» Data items:
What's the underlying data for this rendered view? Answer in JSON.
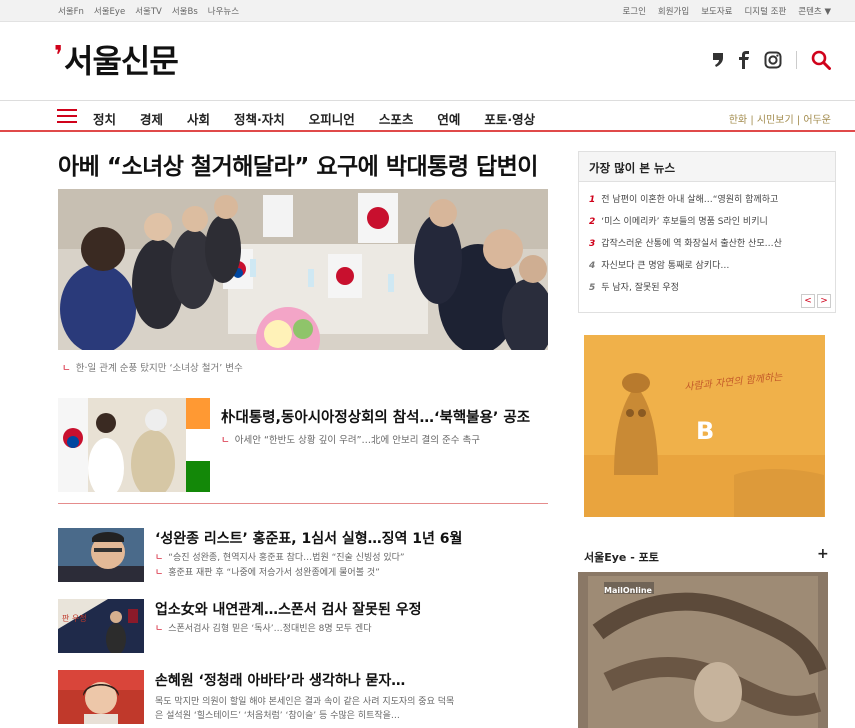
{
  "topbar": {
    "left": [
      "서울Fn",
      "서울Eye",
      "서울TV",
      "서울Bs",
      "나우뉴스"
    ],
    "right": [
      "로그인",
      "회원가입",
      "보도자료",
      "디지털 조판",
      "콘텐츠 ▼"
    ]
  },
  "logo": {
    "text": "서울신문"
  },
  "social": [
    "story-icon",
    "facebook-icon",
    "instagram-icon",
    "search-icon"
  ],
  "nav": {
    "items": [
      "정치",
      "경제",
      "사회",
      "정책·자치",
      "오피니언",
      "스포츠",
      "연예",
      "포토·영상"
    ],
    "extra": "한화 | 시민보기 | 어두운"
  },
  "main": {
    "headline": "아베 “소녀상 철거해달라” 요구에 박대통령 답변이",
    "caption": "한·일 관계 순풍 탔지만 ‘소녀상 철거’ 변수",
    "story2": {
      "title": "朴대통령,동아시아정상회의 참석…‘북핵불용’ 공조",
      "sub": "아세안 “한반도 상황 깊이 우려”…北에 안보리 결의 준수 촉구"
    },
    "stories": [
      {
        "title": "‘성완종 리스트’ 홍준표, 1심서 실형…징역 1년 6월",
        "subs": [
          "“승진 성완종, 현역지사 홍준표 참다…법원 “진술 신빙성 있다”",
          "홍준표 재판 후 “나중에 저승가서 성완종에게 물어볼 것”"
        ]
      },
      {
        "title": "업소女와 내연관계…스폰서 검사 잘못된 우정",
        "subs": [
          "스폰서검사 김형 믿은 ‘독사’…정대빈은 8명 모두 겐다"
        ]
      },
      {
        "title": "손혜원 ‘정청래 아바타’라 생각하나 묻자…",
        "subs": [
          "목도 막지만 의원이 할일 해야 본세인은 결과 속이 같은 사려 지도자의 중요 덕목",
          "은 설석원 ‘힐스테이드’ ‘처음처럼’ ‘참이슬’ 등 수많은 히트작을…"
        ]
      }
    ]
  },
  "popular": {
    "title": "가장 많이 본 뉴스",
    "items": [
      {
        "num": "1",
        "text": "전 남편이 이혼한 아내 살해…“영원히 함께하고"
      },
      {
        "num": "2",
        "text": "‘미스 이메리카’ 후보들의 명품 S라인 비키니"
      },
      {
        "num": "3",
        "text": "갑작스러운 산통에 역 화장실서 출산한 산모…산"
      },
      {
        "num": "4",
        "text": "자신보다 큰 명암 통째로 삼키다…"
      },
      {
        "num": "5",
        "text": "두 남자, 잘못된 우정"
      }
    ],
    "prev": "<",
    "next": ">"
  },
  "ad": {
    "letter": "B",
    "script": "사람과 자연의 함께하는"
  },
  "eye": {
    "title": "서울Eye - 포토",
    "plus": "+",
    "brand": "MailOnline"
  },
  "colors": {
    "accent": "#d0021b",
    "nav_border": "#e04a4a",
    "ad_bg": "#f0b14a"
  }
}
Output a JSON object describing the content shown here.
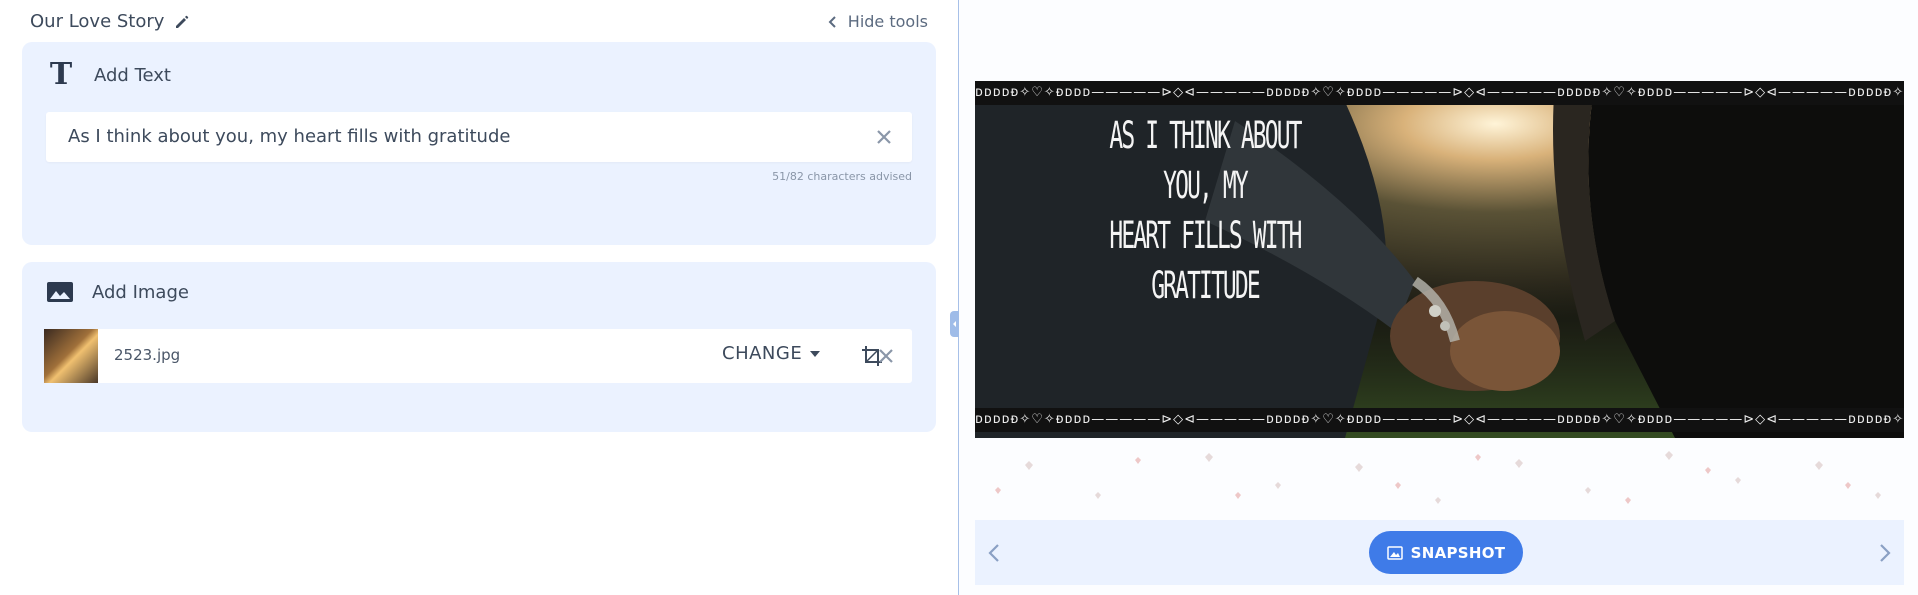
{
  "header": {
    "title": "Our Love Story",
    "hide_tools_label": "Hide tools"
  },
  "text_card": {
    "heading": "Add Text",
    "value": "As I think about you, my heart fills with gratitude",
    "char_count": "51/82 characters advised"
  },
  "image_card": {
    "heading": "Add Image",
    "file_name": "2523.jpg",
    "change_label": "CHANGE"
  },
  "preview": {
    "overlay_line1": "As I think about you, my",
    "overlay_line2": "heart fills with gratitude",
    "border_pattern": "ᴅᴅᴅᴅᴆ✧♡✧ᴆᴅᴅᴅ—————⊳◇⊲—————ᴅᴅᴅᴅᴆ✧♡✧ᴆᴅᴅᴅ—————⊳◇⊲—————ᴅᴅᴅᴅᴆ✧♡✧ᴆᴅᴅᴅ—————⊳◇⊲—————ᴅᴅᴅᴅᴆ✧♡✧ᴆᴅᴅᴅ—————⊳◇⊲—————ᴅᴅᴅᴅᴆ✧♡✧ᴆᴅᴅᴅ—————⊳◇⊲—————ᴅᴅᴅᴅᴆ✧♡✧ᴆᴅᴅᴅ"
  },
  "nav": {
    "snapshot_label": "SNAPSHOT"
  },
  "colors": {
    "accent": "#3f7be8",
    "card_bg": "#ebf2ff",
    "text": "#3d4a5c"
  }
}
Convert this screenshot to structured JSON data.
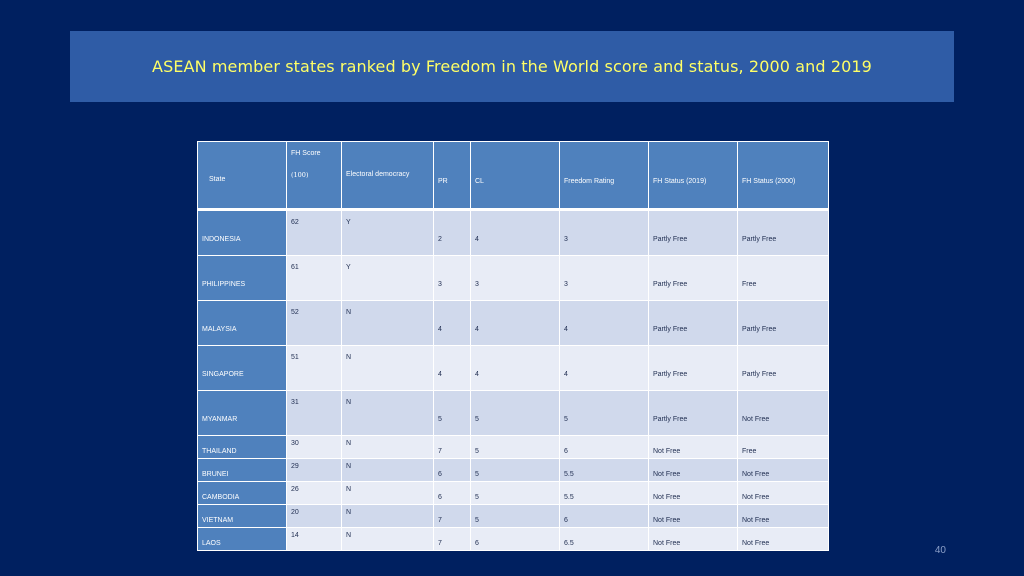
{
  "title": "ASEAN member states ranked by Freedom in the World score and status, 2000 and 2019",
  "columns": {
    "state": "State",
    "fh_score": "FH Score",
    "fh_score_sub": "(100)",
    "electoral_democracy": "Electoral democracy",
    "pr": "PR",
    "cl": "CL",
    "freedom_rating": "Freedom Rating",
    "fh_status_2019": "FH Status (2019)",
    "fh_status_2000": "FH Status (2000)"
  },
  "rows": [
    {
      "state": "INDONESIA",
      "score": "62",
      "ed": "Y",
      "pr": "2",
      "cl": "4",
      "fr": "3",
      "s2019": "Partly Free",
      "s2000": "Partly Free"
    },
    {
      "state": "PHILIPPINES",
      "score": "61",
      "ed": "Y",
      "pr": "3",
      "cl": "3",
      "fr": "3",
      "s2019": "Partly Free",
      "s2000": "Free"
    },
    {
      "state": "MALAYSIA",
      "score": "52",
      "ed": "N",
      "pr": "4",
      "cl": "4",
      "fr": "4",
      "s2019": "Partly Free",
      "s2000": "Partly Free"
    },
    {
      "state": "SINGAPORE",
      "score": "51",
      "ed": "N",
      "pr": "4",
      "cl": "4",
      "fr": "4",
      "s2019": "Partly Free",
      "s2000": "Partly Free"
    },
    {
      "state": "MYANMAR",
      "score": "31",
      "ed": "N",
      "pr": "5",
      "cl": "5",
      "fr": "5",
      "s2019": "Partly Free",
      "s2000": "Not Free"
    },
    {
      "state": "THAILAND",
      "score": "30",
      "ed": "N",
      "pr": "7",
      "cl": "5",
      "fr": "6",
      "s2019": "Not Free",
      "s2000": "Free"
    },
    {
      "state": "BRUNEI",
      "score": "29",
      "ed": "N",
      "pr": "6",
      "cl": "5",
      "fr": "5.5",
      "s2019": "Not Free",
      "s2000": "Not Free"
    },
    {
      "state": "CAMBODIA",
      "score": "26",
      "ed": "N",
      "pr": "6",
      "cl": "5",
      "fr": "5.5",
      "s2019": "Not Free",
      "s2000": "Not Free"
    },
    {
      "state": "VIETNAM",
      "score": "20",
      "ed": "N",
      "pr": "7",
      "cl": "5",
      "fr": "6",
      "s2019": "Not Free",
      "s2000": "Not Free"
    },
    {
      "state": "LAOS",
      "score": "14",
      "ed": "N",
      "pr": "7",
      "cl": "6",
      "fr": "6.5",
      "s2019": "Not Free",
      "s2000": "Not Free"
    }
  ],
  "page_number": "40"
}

» JOB:
Quote the data above in full, leaving out the pictures it holds.

» CORRECT OUTPUT:
What's the underlying data for this rendered view? Answer in JSON.
{
  "topbar": {
    "left": [
      "서울Fn",
      "서울Eye",
      "서울TV",
      "서울Bs",
      "나우뉴스"
    ],
    "right": [
      "로그인",
      "회원가입",
      "보도자료",
      "디지털 조판",
      "콘텐츠 ▼"
    ]
  },
  "logo": {
    "text": "서울신문"
  },
  "social": [
    "story-icon",
    "facebook-icon",
    "instagram-icon",
    "search-icon"
  ],
  "nav": {
    "items": [
      "정치",
      "경제",
      "사회",
      "정책·자치",
      "오피니언",
      "스포츠",
      "연예",
      "포토·영상"
    ],
    "extra": "한화 | 시민보기 | 어두운"
  },
  "main": {
    "headline": "아베 “소녀상 철거해달라” 요구에 박대통령 답변이",
    "caption": "한·일 관계 순풍 탔지만 ‘소녀상 철거’ 변수",
    "story2": {
      "title": "朴대통령,동아시아정상회의 참석…‘북핵불용’ 공조",
      "sub": "아세안 “한반도 상황 깊이 우려”…北에 안보리 결의 준수 촉구"
    },
    "stories": [
      {
        "title": "‘성완종 리스트’ 홍준표, 1심서 실형…징역 1년 6월",
        "subs": [
          "“승진 성완종, 현역지사 홍준표 참다…법원 “진술 신빙성 있다”",
          "홍준표 재판 후 “나중에 저승가서 성완종에게 물어볼 것”"
        ]
      },
      {
        "title": "업소女와 내연관계…스폰서 검사 잘못된 우정",
        "subs": [
          "스폰서검사 김형 믿은 ‘독사’…정대빈은 8명 모두 겐다"
        ]
      },
      {
        "title": "손혜원 ‘정청래 아바타’라 생각하나 묻자…",
        "subs": [
          "목도 막지만 의원이 할일 해야 본세인은 결과 속이 같은 사려 지도자의 중요 덕목",
          "은 설석원 ‘힐스테이드’ ‘처음처럼’ ‘참이슬’ 등 수많은 히트작을…"
        ]
      }
    ]
  },
  "popular": {
    "title": "가장 많이 본 뉴스",
    "items": [
      {
        "num": "1",
        "text": "전 남편이 이혼한 아내 살해…“영원히 함께하고"
      },
      {
        "num": "2",
        "text": "‘미스 이메리카’ 후보들의 명품 S라인 비키니"
      },
      {
        "num": "3",
        "text": "갑작스러운 산통에 역 화장실서 출산한 산모…산"
      },
      {
        "num": "4",
        "text": "자신보다 큰 명암 통째로 삼키다…"
      },
      {
        "num": "5",
        "text": "두 남자, 잘못된 우정"
      }
    ],
    "prev": "<",
    "next": ">"
  },
  "ad": {
    "letter": "B",
    "script": "사람과 자연의 함께하는"
  },
  "eye": {
    "title": "서울Eye - 포토",
    "plus": "+",
    "brand": "MailOnline"
  },
  "colors": {
    "accent": "#d0021b",
    "nav_border": "#e04a4a",
    "ad_bg": "#f0b14a"
  }
}
Output a JSON object describing the content shown here.
{
  "header": {
    "title": "Our Love Story",
    "hide_tools_label": "Hide tools"
  },
  "text_card": {
    "heading": "Add Text",
    "value": "As I think about you, my heart fills with gratitude",
    "char_count": "51/82 characters advised"
  },
  "image_card": {
    "heading": "Add Image",
    "file_name": "2523.jpg",
    "change_label": "CHANGE"
  },
  "preview": {
    "overlay_line1": "As I think about you, my",
    "overlay_line2": "heart fills with gratitude",
    "border_pattern": "ᴅᴅᴅᴅᴆ✧♡✧ᴆᴅᴅᴅ—————⊳◇⊲—————ᴅᴅᴅᴅᴆ✧♡✧ᴆᴅᴅᴅ—————⊳◇⊲—————ᴅᴅᴅᴅᴆ✧♡✧ᴆᴅᴅᴅ—————⊳◇⊲—————ᴅᴅᴅᴅᴆ✧♡✧ᴆᴅᴅᴅ—————⊳◇⊲—————ᴅᴅᴅᴅᴆ✧♡✧ᴆᴅᴅᴅ—————⊳◇⊲—————ᴅᴅᴅᴅᴆ✧♡✧ᴆᴅᴅᴅ"
  },
  "nav": {
    "snapshot_label": "SNAPSHOT"
  },
  "colors": {
    "accent": "#3f7be8",
    "card_bg": "#ebf2ff",
    "text": "#3d4a5c"
  }
}
Convert this screenshot to structured JSON data.
{
  "title": "ASEAN member states ranked by Freedom in the World score and status, 2000 and 2019",
  "columns": {
    "state": "State",
    "fh_score": "FH Score",
    "fh_score_sub": "(100)",
    "electoral_democracy": "Electoral democracy",
    "pr": "PR",
    "cl": "CL",
    "freedom_rating": "Freedom Rating",
    "fh_status_2019": "FH Status (2019)",
    "fh_status_2000": "FH Status (2000)"
  },
  "rows": [
    {
      "state": "INDONESIA",
      "score": "62",
      "ed": "Y",
      "pr": "2",
      "cl": "4",
      "fr": "3",
      "s2019": "Partly Free",
      "s2000": "Partly Free"
    },
    {
      "state": "PHILIPPINES",
      "score": "61",
      "ed": "Y",
      "pr": "3",
      "cl": "3",
      "fr": "3",
      "s2019": "Partly Free",
      "s2000": "Free"
    },
    {
      "state": "MALAYSIA",
      "score": "52",
      "ed": "N",
      "pr": "4",
      "cl": "4",
      "fr": "4",
      "s2019": "Partly Free",
      "s2000": "Partly Free"
    },
    {
      "state": "SINGAPORE",
      "score": "51",
      "ed": "N",
      "pr": "4",
      "cl": "4",
      "fr": "4",
      "s2019": "Partly Free",
      "s2000": "Partly Free"
    },
    {
      "state": "MYANMAR",
      "score": "31",
      "ed": "N",
      "pr": "5",
      "cl": "5",
      "fr": "5",
      "s2019": "Partly Free",
      "s2000": "Not Free"
    },
    {
      "state": "THAILAND",
      "score": "30",
      "ed": "N",
      "pr": "7",
      "cl": "5",
      "fr": "6",
      "s2019": "Not Free",
      "s2000": "Free"
    },
    {
      "state": "BRUNEI",
      "score": "29",
      "ed": "N",
      "pr": "6",
      "cl": "5",
      "fr": "5.5",
      "s2019": "Not Free",
      "s2000": "Not Free"
    },
    {
      "state": "CAMBODIA",
      "score": "26",
      "ed": "N",
      "pr": "6",
      "cl": "5",
      "fr": "5.5",
      "s2019": "Not Free",
      "s2000": "Not Free"
    },
    {
      "state": "VIETNAM",
      "score": "20",
      "ed": "N",
      "pr": "7",
      "cl": "5",
      "fr": "6",
      "s2019": "Not Free",
      "s2000": "Not Free"
    },
    {
      "state": "LAOS",
      "score": "14",
      "ed": "N",
      "pr": "7",
      "cl": "6",
      "fr": "6.5",
      "s2019": "Not Free",
      "s2000": "Not Free"
    }
  ],
  "page_number": "40"
}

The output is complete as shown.